(Extracts from a graphics dataset)
>> start

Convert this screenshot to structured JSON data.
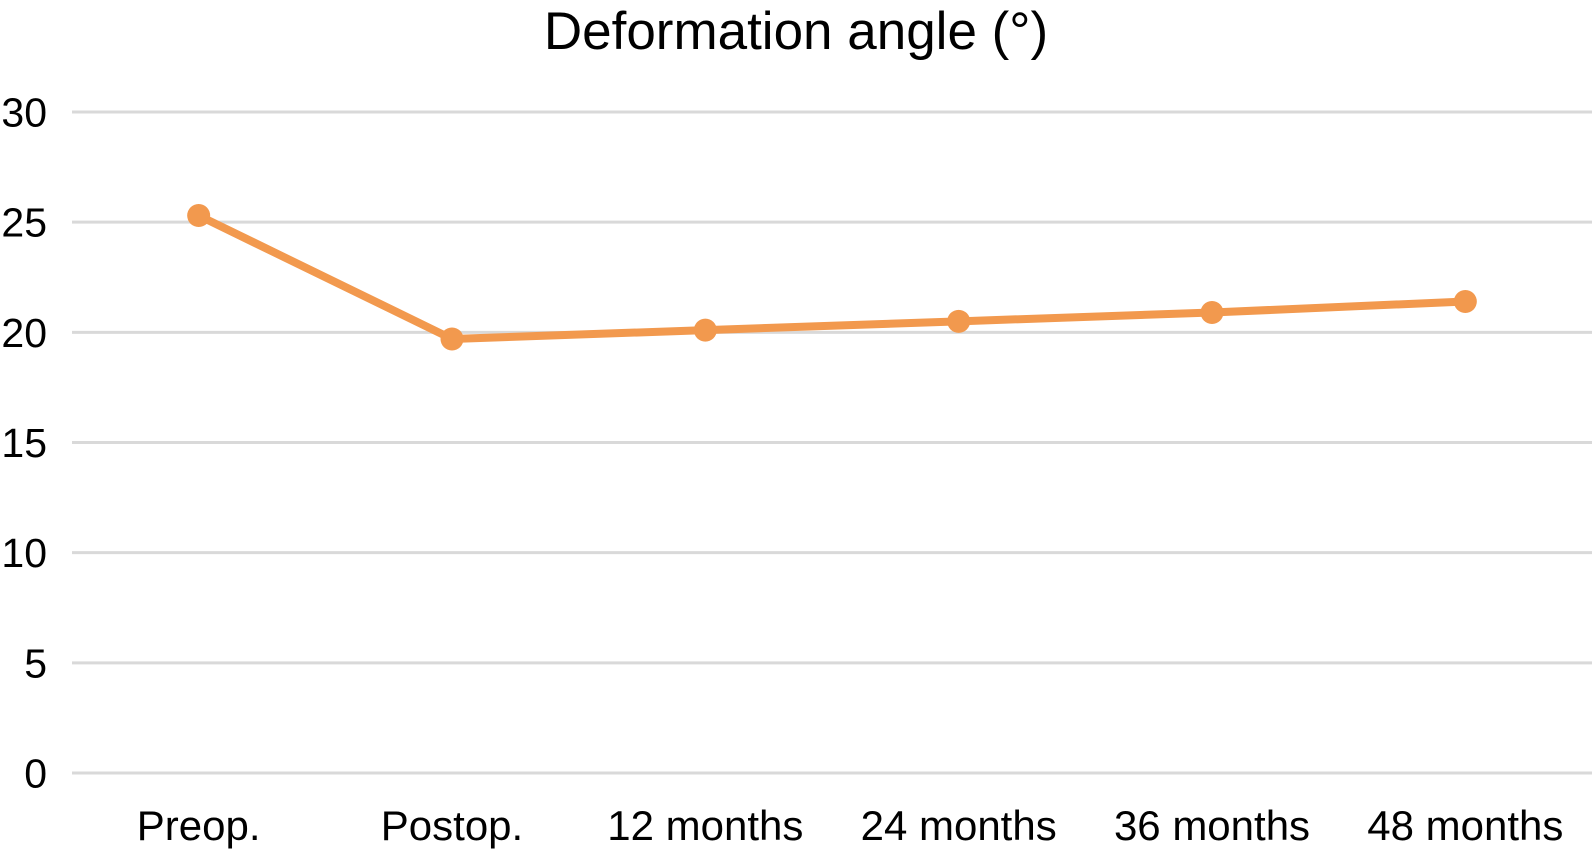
{
  "chart_data": {
    "type": "line",
    "title": "Deformation angle (°)",
    "categories": [
      "Preop.",
      "Postop.",
      "12 months",
      "24 months",
      "36 months",
      "48 months"
    ],
    "series": [
      {
        "name": "Deformation angle",
        "values": [
          25.3,
          19.7,
          20.1,
          20.5,
          20.9,
          21.4
        ]
      }
    ],
    "xlabel": "",
    "ylabel": "",
    "ylim": [
      0,
      30
    ],
    "yticks": [
      0,
      5,
      10,
      15,
      20,
      25,
      30
    ],
    "grid": true,
    "legend": "none",
    "colors": {
      "line": "#F2994E",
      "marker": "#F2994E",
      "gridline": "#D9D9D9",
      "text": "#000000",
      "background": "#FFFFFF"
    }
  }
}
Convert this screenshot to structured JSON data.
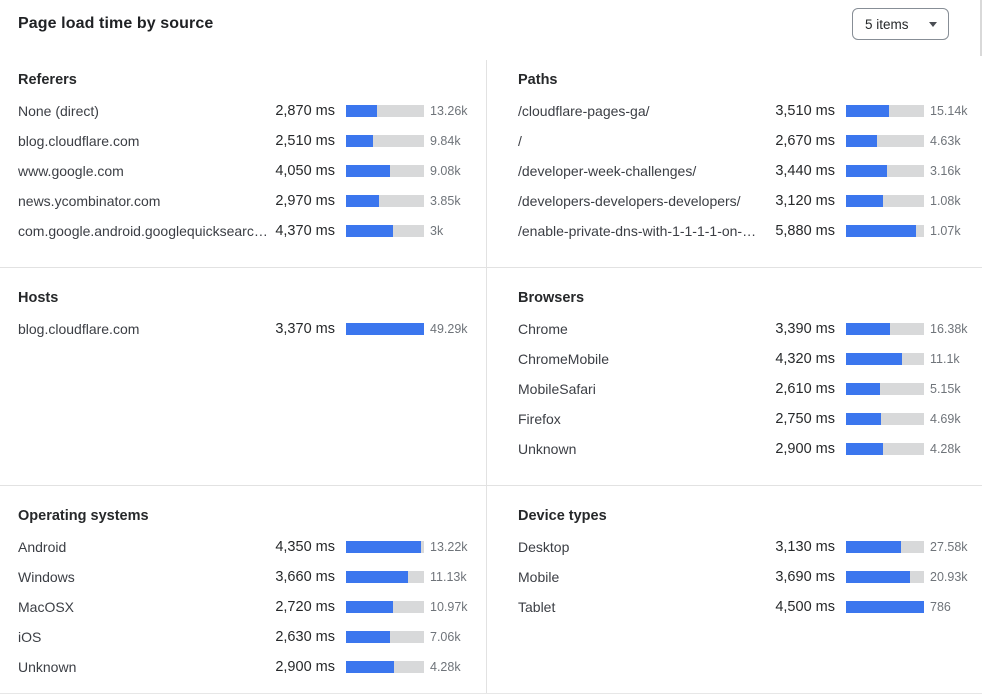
{
  "header": {
    "title": "Page load time by source",
    "items_dropdown": {
      "value": "5 items"
    }
  },
  "colors": {
    "bar_fill": "#3b76ee",
    "bar_track": "#d8d9da",
    "divider": "#e2e2e2"
  },
  "sections": [
    {
      "id": "referers",
      "title": "Referers",
      "rows": [
        {
          "label": "None (direct)",
          "ms": "2,870 ms",
          "fill_pct": 40,
          "count": "13.26k"
        },
        {
          "label": "blog.cloudflare.com",
          "ms": "2,510 ms",
          "fill_pct": 35,
          "count": "9.84k"
        },
        {
          "label": "www.google.com",
          "ms": "4,050 ms",
          "fill_pct": 56,
          "count": "9.08k"
        },
        {
          "label": "news.ycombinator.com",
          "ms": "2,970 ms",
          "fill_pct": 42,
          "count": "3.85k"
        },
        {
          "label": "com.google.android.googlequicksearc…",
          "ms": "4,370 ms",
          "fill_pct": 60,
          "count": "3k"
        }
      ]
    },
    {
      "id": "paths",
      "title": "Paths",
      "rows": [
        {
          "label": "/cloudflare-pages-ga/",
          "ms": "3,510 ms",
          "fill_pct": 55,
          "count": "15.14k"
        },
        {
          "label": "/",
          "ms": "2,670 ms",
          "fill_pct": 40,
          "count": "4.63k"
        },
        {
          "label": "/developer-week-challenges/",
          "ms": "3,440 ms",
          "fill_pct": 53,
          "count": "3.16k"
        },
        {
          "label": "/developers-developers-developers/",
          "ms": "3,120 ms",
          "fill_pct": 48,
          "count": "1.08k"
        },
        {
          "label": "/enable-private-dns-with-1-1-1-1-on-…",
          "ms": "5,880 ms",
          "fill_pct": 90,
          "count": "1.07k"
        }
      ]
    },
    {
      "id": "hosts",
      "title": "Hosts",
      "rows": [
        {
          "label": "blog.cloudflare.com",
          "ms": "3,370 ms",
          "fill_pct": 100,
          "count": "49.29k"
        }
      ]
    },
    {
      "id": "browsers",
      "title": "Browsers",
      "rows": [
        {
          "label": "Chrome",
          "ms": "3,390 ms",
          "fill_pct": 57,
          "count": "16.38k"
        },
        {
          "label": "ChromeMobile",
          "ms": "4,320 ms",
          "fill_pct": 72,
          "count": "11.1k"
        },
        {
          "label": "MobileSafari",
          "ms": "2,610 ms",
          "fill_pct": 44,
          "count": "5.15k"
        },
        {
          "label": "Firefox",
          "ms": "2,750 ms",
          "fill_pct": 45,
          "count": "4.69k"
        },
        {
          "label": "Unknown",
          "ms": "2,900 ms",
          "fill_pct": 48,
          "count": "4.28k"
        }
      ]
    },
    {
      "id": "operating-systems",
      "title": "Operating systems",
      "rows": [
        {
          "label": "Android",
          "ms": "4,350 ms",
          "fill_pct": 96,
          "count": "13.22k"
        },
        {
          "label": "Windows",
          "ms": "3,660 ms",
          "fill_pct": 79,
          "count": "11.13k"
        },
        {
          "label": "MacOSX",
          "ms": "2,720 ms",
          "fill_pct": 60,
          "count": "10.97k"
        },
        {
          "label": "iOS",
          "ms": "2,630 ms",
          "fill_pct": 57,
          "count": "7.06k"
        },
        {
          "label": "Unknown",
          "ms": "2,900 ms",
          "fill_pct": 62,
          "count": "4.28k"
        }
      ]
    },
    {
      "id": "device-types",
      "title": "Device types",
      "rows": [
        {
          "label": "Desktop",
          "ms": "3,130 ms",
          "fill_pct": 71,
          "count": "27.58k"
        },
        {
          "label": "Mobile",
          "ms": "3,690 ms",
          "fill_pct": 82,
          "count": "20.93k"
        },
        {
          "label": "Tablet",
          "ms": "4,500 ms",
          "fill_pct": 100,
          "count": "786"
        }
      ]
    }
  ]
}
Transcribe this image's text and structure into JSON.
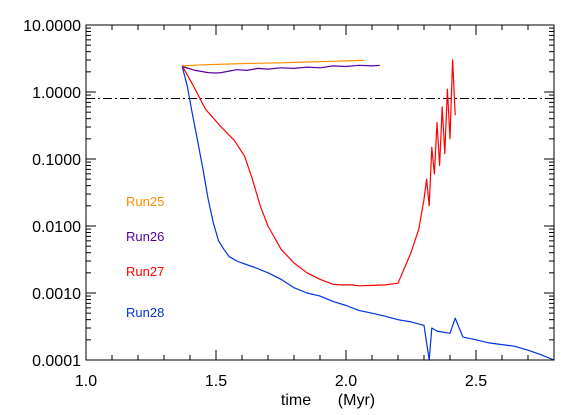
{
  "chart_data": {
    "type": "line",
    "xlabel": "time      (Myr)",
    "ylabel": "",
    "xlim": [
      1.0,
      2.8
    ],
    "ylim": [
      0.0001,
      10.0
    ],
    "yscale": "log",
    "grid": false,
    "x_ticks": [
      {
        "value": 1.0,
        "label": "1.0"
      },
      {
        "value": 1.5,
        "label": "1.5"
      },
      {
        "value": 2.0,
        "label": "2.0"
      },
      {
        "value": 2.5,
        "label": "2.5"
      }
    ],
    "x_minor_ticks": [
      1.1,
      1.2,
      1.3,
      1.4,
      1.6,
      1.7,
      1.8,
      1.9,
      2.1,
      2.2,
      2.3,
      2.4,
      2.6,
      2.7
    ],
    "y_ticks": [
      {
        "value": 10.0,
        "label": "10.0000"
      },
      {
        "value": 1.0,
        "label": "1.0000"
      },
      {
        "value": 0.1,
        "label": "0.1000"
      },
      {
        "value": 0.01,
        "label": "0.0100"
      },
      {
        "value": 0.001,
        "label": "0.0010"
      },
      {
        "value": 0.0001,
        "label": "0.0001"
      }
    ],
    "reference_line": {
      "y": 0.8,
      "style": "dash-dot",
      "color": "#000000"
    },
    "legend": {
      "placement": "left, inside plot, stacked vertically",
      "style": "colored text labels"
    },
    "series": [
      {
        "name": "Run25",
        "color": "#ff8c00",
        "x": [
          1.37,
          1.45,
          1.55,
          1.65,
          1.75,
          1.85,
          1.95,
          2.05,
          2.07
        ],
        "y": [
          2.45,
          2.55,
          2.62,
          2.68,
          2.73,
          2.8,
          2.87,
          2.95,
          2.97
        ]
      },
      {
        "name": "Run26",
        "color": "#5a00a0",
        "x": [
          1.37,
          1.42,
          1.47,
          1.5,
          1.52,
          1.55,
          1.58,
          1.62,
          1.66,
          1.7,
          1.75,
          1.8,
          1.85,
          1.9,
          1.95,
          2.0,
          2.05,
          2.1,
          2.13
        ],
        "y": [
          2.4,
          2.1,
          1.95,
          1.92,
          1.95,
          2.05,
          2.15,
          2.1,
          2.25,
          2.2,
          2.3,
          2.25,
          2.35,
          2.3,
          2.45,
          2.4,
          2.5,
          2.45,
          2.5
        ]
      },
      {
        "name": "Run27",
        "color": "#ff0000",
        "x": [
          1.37,
          1.41,
          1.46,
          1.52,
          1.57,
          1.61,
          1.64,
          1.67,
          1.7,
          1.75,
          1.8,
          1.85,
          1.9,
          1.95,
          1.98,
          2.02,
          2.05,
          2.1,
          2.15,
          2.2,
          2.25,
          2.28,
          2.3,
          2.31,
          2.32,
          2.33,
          2.34,
          2.35,
          2.36,
          2.37,
          2.38,
          2.39,
          2.4,
          2.41,
          2.42
        ],
        "y": [
          2.45,
          1.3,
          0.55,
          0.3,
          0.19,
          0.11,
          0.05,
          0.02,
          0.01,
          0.0045,
          0.0028,
          0.002,
          0.0016,
          0.00135,
          0.00132,
          0.00132,
          0.00128,
          0.0013,
          0.00132,
          0.0014,
          0.004,
          0.009,
          0.025,
          0.05,
          0.02,
          0.15,
          0.06,
          0.35,
          0.08,
          0.6,
          0.12,
          1.1,
          0.2,
          3.0,
          0.45
        ]
      },
      {
        "name": "Run28",
        "color": "#0033dd",
        "x": [
          1.37,
          1.39,
          1.41,
          1.43,
          1.45,
          1.47,
          1.49,
          1.51,
          1.53,
          1.55,
          1.58,
          1.6,
          1.65,
          1.7,
          1.75,
          1.8,
          1.85,
          1.9,
          1.95,
          2.0,
          2.05,
          2.1,
          2.15,
          2.2,
          2.25,
          2.3,
          2.32,
          2.33,
          2.35,
          2.4,
          2.42,
          2.45,
          2.5,
          2.55,
          2.6,
          2.65,
          2.7,
          2.75,
          2.8
        ],
        "y": [
          2.4,
          1.2,
          0.45,
          0.18,
          0.07,
          0.025,
          0.011,
          0.006,
          0.0045,
          0.0035,
          0.003,
          0.0028,
          0.0024,
          0.002,
          0.0016,
          0.0012,
          0.001,
          0.0009,
          0.00075,
          0.00065,
          0.00055,
          0.0005,
          0.00045,
          0.0004,
          0.00037,
          0.00033,
          0.0001,
          0.0003,
          0.00027,
          0.00025,
          0.00042,
          0.00022,
          0.0002,
          0.00018,
          0.00017,
          0.00016,
          0.00014,
          0.00012,
          0.0001
        ]
      }
    ]
  }
}
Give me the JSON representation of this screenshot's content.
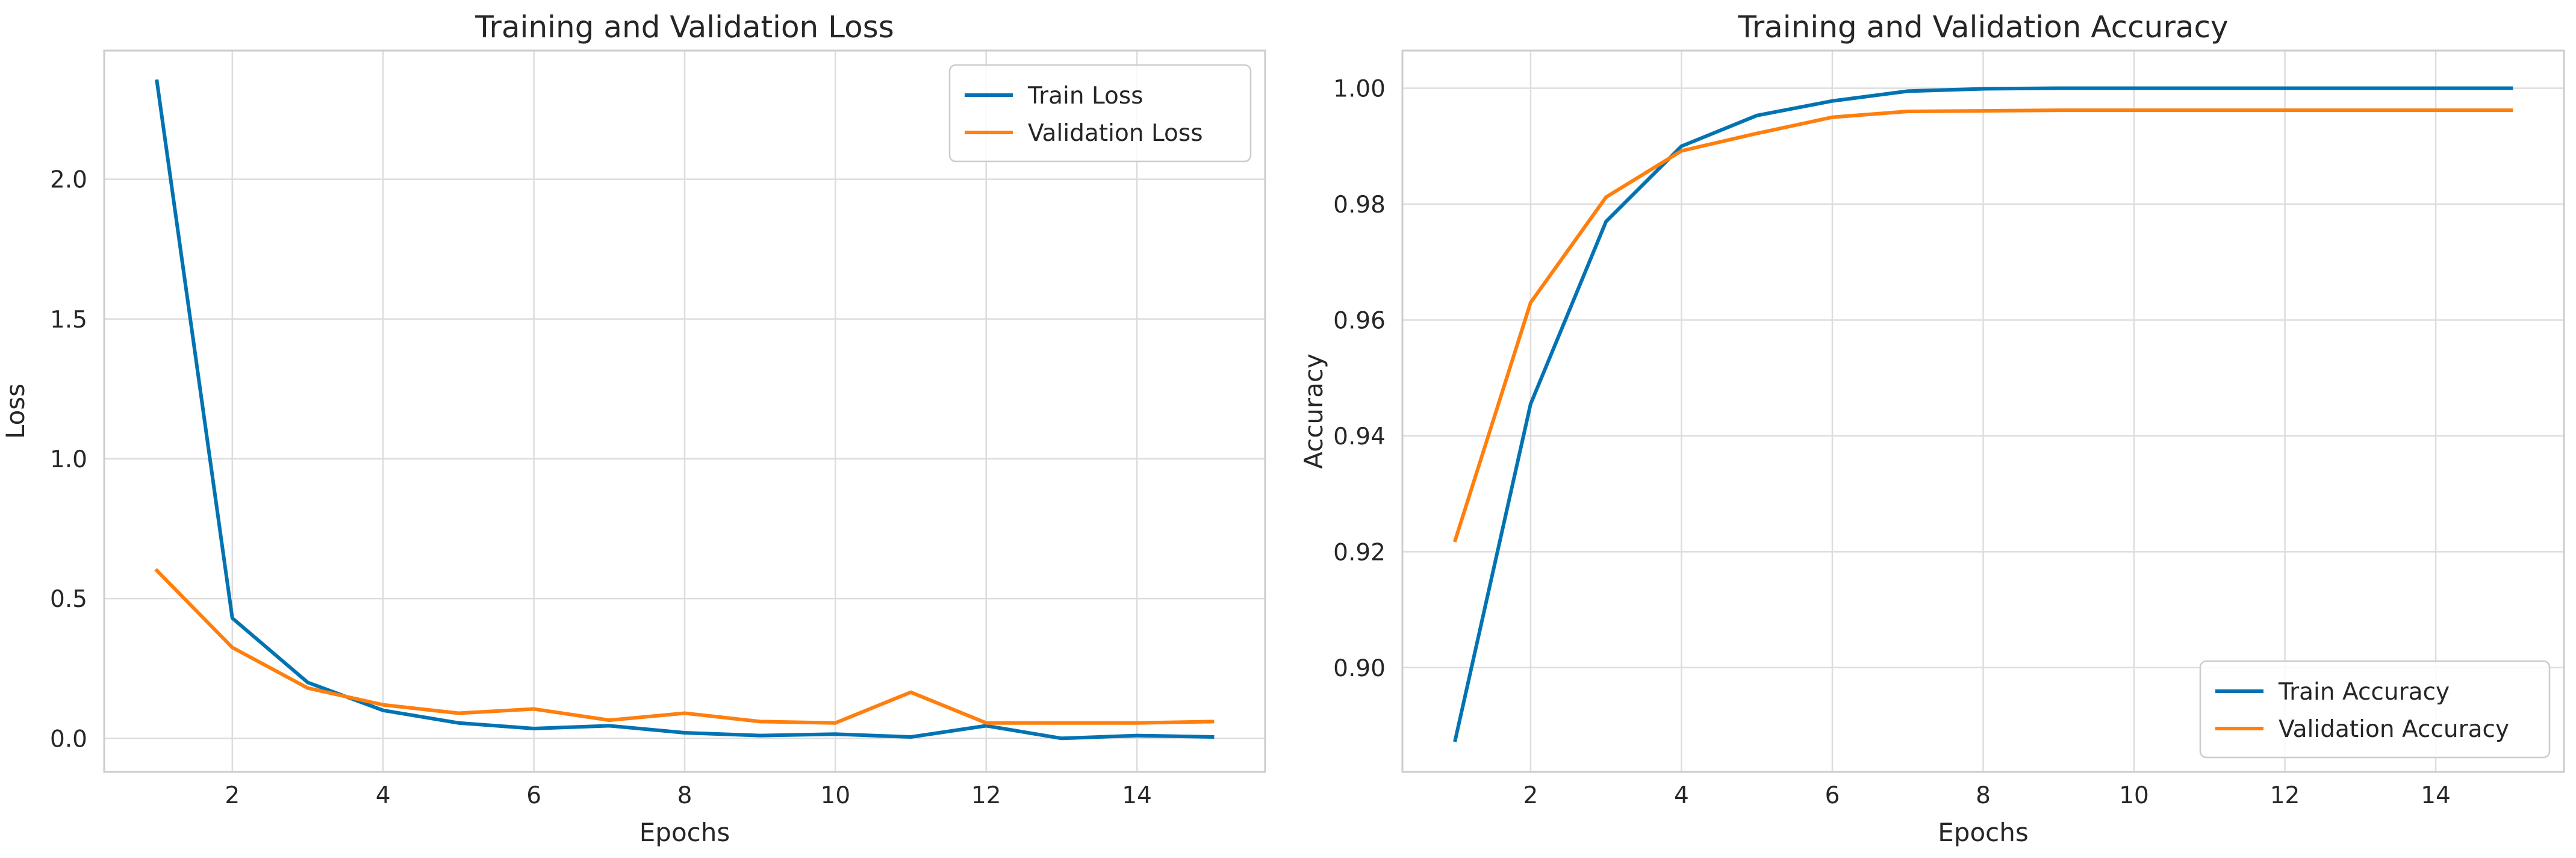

>> end

Check each line of the records for "angle" and copy the ones that contain it.

*Written reply:*
    "title": "Deformation angle (°)",
        "name": "Deformation angle",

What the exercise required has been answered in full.